_Boxed element entries_
[Begin]

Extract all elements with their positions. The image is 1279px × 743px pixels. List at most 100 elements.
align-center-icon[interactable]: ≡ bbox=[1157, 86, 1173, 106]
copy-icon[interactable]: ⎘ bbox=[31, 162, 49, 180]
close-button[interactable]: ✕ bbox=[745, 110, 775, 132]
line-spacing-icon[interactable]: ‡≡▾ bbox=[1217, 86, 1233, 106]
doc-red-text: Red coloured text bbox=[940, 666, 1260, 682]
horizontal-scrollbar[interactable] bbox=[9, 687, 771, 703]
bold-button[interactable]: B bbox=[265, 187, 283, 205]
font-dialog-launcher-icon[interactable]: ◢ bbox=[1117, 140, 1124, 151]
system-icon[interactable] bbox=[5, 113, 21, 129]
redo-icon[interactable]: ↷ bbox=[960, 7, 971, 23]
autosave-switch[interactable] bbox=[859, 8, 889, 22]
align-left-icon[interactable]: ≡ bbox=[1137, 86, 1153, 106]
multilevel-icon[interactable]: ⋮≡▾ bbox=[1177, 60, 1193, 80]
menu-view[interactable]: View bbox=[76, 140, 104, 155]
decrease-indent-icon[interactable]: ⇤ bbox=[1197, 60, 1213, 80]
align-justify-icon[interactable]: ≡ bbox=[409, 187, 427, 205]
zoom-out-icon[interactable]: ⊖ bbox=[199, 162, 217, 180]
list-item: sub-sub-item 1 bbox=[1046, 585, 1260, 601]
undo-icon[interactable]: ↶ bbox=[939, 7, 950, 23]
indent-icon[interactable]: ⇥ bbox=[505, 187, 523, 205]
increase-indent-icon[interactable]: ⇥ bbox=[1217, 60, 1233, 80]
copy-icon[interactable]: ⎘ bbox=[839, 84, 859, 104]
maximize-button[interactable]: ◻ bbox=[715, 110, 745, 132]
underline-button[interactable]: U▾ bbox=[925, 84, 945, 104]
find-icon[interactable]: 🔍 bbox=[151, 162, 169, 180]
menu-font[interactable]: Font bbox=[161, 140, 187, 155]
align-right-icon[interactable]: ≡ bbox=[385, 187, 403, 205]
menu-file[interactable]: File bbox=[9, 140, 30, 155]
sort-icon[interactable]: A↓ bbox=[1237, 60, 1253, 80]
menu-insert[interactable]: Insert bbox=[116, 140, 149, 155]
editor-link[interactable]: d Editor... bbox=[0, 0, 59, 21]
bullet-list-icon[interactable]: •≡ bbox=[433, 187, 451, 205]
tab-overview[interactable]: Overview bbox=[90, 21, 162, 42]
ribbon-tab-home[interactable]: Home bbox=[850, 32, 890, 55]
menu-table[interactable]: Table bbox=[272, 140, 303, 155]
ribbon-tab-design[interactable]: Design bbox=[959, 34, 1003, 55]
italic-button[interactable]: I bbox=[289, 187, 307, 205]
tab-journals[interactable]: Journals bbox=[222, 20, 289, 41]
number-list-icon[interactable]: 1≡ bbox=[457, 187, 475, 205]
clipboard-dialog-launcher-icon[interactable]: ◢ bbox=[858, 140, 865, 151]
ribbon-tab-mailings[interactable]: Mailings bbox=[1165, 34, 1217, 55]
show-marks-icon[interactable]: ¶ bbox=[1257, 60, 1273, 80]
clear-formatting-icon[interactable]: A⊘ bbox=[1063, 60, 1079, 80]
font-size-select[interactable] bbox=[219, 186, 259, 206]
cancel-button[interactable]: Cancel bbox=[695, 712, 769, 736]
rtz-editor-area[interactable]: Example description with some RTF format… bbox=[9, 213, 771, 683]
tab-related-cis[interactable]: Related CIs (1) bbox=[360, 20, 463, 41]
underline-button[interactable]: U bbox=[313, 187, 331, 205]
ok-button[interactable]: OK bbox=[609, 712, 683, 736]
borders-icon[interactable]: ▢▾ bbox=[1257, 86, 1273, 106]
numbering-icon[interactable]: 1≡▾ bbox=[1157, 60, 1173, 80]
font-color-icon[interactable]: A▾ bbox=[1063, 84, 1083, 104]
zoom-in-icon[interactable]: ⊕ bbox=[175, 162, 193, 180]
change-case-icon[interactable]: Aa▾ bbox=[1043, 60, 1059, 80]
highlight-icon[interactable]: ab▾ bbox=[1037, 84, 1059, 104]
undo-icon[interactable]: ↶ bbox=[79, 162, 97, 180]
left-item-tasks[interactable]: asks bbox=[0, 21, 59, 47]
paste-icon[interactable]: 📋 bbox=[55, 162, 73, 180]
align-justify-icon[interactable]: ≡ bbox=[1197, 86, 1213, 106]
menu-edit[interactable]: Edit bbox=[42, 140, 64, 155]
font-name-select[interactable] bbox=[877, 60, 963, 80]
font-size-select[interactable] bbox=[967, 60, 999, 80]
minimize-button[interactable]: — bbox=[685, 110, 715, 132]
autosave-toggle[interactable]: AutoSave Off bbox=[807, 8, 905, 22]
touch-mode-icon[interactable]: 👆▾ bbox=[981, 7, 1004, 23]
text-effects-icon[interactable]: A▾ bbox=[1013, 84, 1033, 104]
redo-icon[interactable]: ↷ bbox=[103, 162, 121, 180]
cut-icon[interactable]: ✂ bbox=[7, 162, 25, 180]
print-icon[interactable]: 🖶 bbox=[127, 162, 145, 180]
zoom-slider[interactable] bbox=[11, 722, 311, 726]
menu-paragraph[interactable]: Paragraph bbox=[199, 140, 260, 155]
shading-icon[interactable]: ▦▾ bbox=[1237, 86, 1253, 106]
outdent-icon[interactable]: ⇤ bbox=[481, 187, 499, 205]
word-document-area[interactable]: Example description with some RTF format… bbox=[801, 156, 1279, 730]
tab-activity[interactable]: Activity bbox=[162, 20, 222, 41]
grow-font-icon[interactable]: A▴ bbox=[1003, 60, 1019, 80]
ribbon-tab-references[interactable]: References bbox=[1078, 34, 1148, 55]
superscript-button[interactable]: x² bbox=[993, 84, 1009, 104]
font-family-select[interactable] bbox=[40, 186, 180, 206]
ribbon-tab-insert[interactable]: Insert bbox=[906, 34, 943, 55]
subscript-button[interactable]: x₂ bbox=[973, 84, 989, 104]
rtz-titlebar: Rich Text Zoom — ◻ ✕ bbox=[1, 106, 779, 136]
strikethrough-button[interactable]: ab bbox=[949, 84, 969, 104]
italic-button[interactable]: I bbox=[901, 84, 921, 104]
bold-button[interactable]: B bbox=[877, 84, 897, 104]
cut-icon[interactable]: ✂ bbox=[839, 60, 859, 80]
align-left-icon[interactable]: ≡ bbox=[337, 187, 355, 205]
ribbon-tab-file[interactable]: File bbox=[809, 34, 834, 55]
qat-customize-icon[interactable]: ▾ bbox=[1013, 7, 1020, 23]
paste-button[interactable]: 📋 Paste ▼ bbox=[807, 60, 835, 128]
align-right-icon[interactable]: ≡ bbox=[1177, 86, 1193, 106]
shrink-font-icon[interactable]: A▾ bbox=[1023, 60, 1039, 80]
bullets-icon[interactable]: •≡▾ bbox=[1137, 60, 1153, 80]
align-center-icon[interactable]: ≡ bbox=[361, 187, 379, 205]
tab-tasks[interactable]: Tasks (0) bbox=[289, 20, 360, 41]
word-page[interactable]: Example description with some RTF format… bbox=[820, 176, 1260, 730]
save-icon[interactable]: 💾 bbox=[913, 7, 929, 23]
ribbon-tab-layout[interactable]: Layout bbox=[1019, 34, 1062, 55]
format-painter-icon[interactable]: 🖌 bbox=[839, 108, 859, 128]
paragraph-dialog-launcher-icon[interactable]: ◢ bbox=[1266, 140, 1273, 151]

[End]

_EXERCISE BRIEF_
Write out every line of the records above, character for character, with nothing changed.

_RIGHT ANSWER_
Extract all elements with their positions. The image is 1279px × 743px pixels. List at most 100 elements.
align-center-icon[interactable]: ≡ bbox=[1157, 86, 1173, 106]
copy-icon[interactable]: ⎘ bbox=[31, 162, 49, 180]
close-button[interactable]: ✕ bbox=[745, 110, 775, 132]
line-spacing-icon[interactable]: ‡≡▾ bbox=[1217, 86, 1233, 106]
doc-red-text: Red coloured text bbox=[940, 666, 1260, 682]
horizontal-scrollbar[interactable] bbox=[9, 687, 771, 703]
bold-button[interactable]: B bbox=[265, 187, 283, 205]
font-dialog-launcher-icon[interactable]: ◢ bbox=[1117, 140, 1124, 151]
system-icon[interactable] bbox=[5, 113, 21, 129]
redo-icon[interactable]: ↷ bbox=[960, 7, 971, 23]
autosave-switch[interactable] bbox=[859, 8, 889, 22]
align-left-icon[interactable]: ≡ bbox=[1137, 86, 1153, 106]
multilevel-icon[interactable]: ⋮≡▾ bbox=[1177, 60, 1193, 80]
menu-view[interactable]: View bbox=[76, 140, 104, 155]
decrease-indent-icon[interactable]: ⇤ bbox=[1197, 60, 1213, 80]
align-justify-icon[interactable]: ≡ bbox=[409, 187, 427, 205]
zoom-out-icon[interactable]: ⊖ bbox=[199, 162, 217, 180]
list-item: sub-sub-item 1 bbox=[1046, 585, 1260, 601]
undo-icon[interactable]: ↶ bbox=[939, 7, 950, 23]
indent-icon[interactable]: ⇥ bbox=[505, 187, 523, 205]
increase-indent-icon[interactable]: ⇥ bbox=[1217, 60, 1233, 80]
copy-icon[interactable]: ⎘ bbox=[839, 84, 859, 104]
maximize-button[interactable]: ◻ bbox=[715, 110, 745, 132]
underline-button[interactable]: U▾ bbox=[925, 84, 945, 104]
find-icon[interactable]: 🔍 bbox=[151, 162, 169, 180]
menu-font[interactable]: Font bbox=[161, 140, 187, 155]
align-right-icon[interactable]: ≡ bbox=[385, 187, 403, 205]
menu-file[interactable]: File bbox=[9, 140, 30, 155]
sort-icon[interactable]: A↓ bbox=[1237, 60, 1253, 80]
menu-insert[interactable]: Insert bbox=[116, 140, 149, 155]
editor-link[interactable]: d Editor... bbox=[0, 0, 59, 21]
bullet-list-icon[interactable]: •≡ bbox=[433, 187, 451, 205]
tab-overview[interactable]: Overview bbox=[90, 21, 162, 42]
ribbon-tab-home[interactable]: Home bbox=[850, 32, 890, 55]
menu-table[interactable]: Table bbox=[272, 140, 303, 155]
ribbon-tab-design[interactable]: Design bbox=[959, 34, 1003, 55]
italic-button[interactable]: I bbox=[289, 187, 307, 205]
tab-journals[interactable]: Journals bbox=[222, 20, 289, 41]
number-list-icon[interactable]: 1≡ bbox=[457, 187, 475, 205]
clipboard-dialog-launcher-icon[interactable]: ◢ bbox=[858, 140, 865, 151]
ribbon-tab-mailings[interactable]: Mailings bbox=[1165, 34, 1217, 55]
show-marks-icon[interactable]: ¶ bbox=[1257, 60, 1273, 80]
clear-formatting-icon[interactable]: A⊘ bbox=[1063, 60, 1079, 80]
font-size-select[interactable] bbox=[219, 186, 259, 206]
cancel-button[interactable]: Cancel bbox=[695, 712, 769, 736]
rtz-editor-area[interactable]: Example description with some RTF format… bbox=[9, 213, 771, 683]
tab-related-cis[interactable]: Related CIs (1) bbox=[360, 20, 463, 41]
underline-button[interactable]: U bbox=[313, 187, 331, 205]
ok-button[interactable]: OK bbox=[609, 712, 683, 736]
borders-icon[interactable]: ▢▾ bbox=[1257, 86, 1273, 106]
numbering-icon[interactable]: 1≡▾ bbox=[1157, 60, 1173, 80]
font-color-icon[interactable]: A▾ bbox=[1063, 84, 1083, 104]
zoom-in-icon[interactable]: ⊕ bbox=[175, 162, 193, 180]
change-case-icon[interactable]: Aa▾ bbox=[1043, 60, 1059, 80]
highlight-icon[interactable]: ab▾ bbox=[1037, 84, 1059, 104]
undo-icon[interactable]: ↶ bbox=[79, 162, 97, 180]
left-item-tasks[interactable]: asks bbox=[0, 21, 59, 47]
paste-icon[interactable]: 📋 bbox=[55, 162, 73, 180]
align-justify-icon[interactable]: ≡ bbox=[1197, 86, 1213, 106]
menu-edit[interactable]: Edit bbox=[42, 140, 64, 155]
font-name-select[interactable] bbox=[877, 60, 963, 80]
font-size-select[interactable] bbox=[967, 60, 999, 80]
minimize-button[interactable]: — bbox=[685, 110, 715, 132]
autosave-toggle[interactable]: AutoSave Off bbox=[807, 8, 905, 22]
touch-mode-icon[interactable]: 👆▾ bbox=[981, 7, 1004, 23]
text-effects-icon[interactable]: A▾ bbox=[1013, 84, 1033, 104]
redo-icon[interactable]: ↷ bbox=[103, 162, 121, 180]
cut-icon[interactable]: ✂ bbox=[7, 162, 25, 180]
print-icon[interactable]: 🖶 bbox=[127, 162, 145, 180]
zoom-slider[interactable] bbox=[11, 722, 311, 726]
menu-paragraph[interactable]: Paragraph bbox=[199, 140, 260, 155]
shading-icon[interactable]: ▦▾ bbox=[1237, 86, 1253, 106]
outdent-icon[interactable]: ⇤ bbox=[481, 187, 499, 205]
word-document-area[interactable]: Example description with some RTF format… bbox=[801, 156, 1279, 730]
tab-activity[interactable]: Activity bbox=[162, 20, 222, 41]
grow-font-icon[interactable]: A▴ bbox=[1003, 60, 1019, 80]
ribbon-tab-references[interactable]: References bbox=[1078, 34, 1148, 55]
superscript-button[interactable]: x² bbox=[993, 84, 1009, 104]
font-family-select[interactable] bbox=[40, 186, 180, 206]
ribbon-tab-insert[interactable]: Insert bbox=[906, 34, 943, 55]
subscript-button[interactable]: x₂ bbox=[973, 84, 989, 104]
rtz-titlebar: Rich Text Zoom — ◻ ✕ bbox=[1, 106, 779, 136]
strikethrough-button[interactable]: ab bbox=[949, 84, 969, 104]
italic-button[interactable]: I bbox=[901, 84, 921, 104]
bold-button[interactable]: B bbox=[877, 84, 897, 104]
cut-icon[interactable]: ✂ bbox=[839, 60, 859, 80]
align-left-icon[interactable]: ≡ bbox=[337, 187, 355, 205]
ribbon-tab-file[interactable]: File bbox=[809, 34, 834, 55]
qat-customize-icon[interactable]: ▾ bbox=[1013, 7, 1020, 23]
paste-button[interactable]: 📋 Paste ▼ bbox=[807, 60, 835, 128]
align-right-icon[interactable]: ≡ bbox=[1177, 86, 1193, 106]
shrink-font-icon[interactable]: A▾ bbox=[1023, 60, 1039, 80]
bullets-icon[interactable]: •≡▾ bbox=[1137, 60, 1153, 80]
align-center-icon[interactable]: ≡ bbox=[361, 187, 379, 205]
tab-tasks[interactable]: Tasks (0) bbox=[289, 20, 360, 41]
word-page[interactable]: Example description with some RTF format… bbox=[820, 176, 1260, 730]
save-icon[interactable]: 💾 bbox=[913, 7, 929, 23]
ribbon-tab-layout[interactable]: Layout bbox=[1019, 34, 1062, 55]
format-painter-icon[interactable]: 🖌 bbox=[839, 108, 859, 128]
paragraph-dialog-launcher-icon[interactable]: ◢ bbox=[1266, 140, 1273, 151]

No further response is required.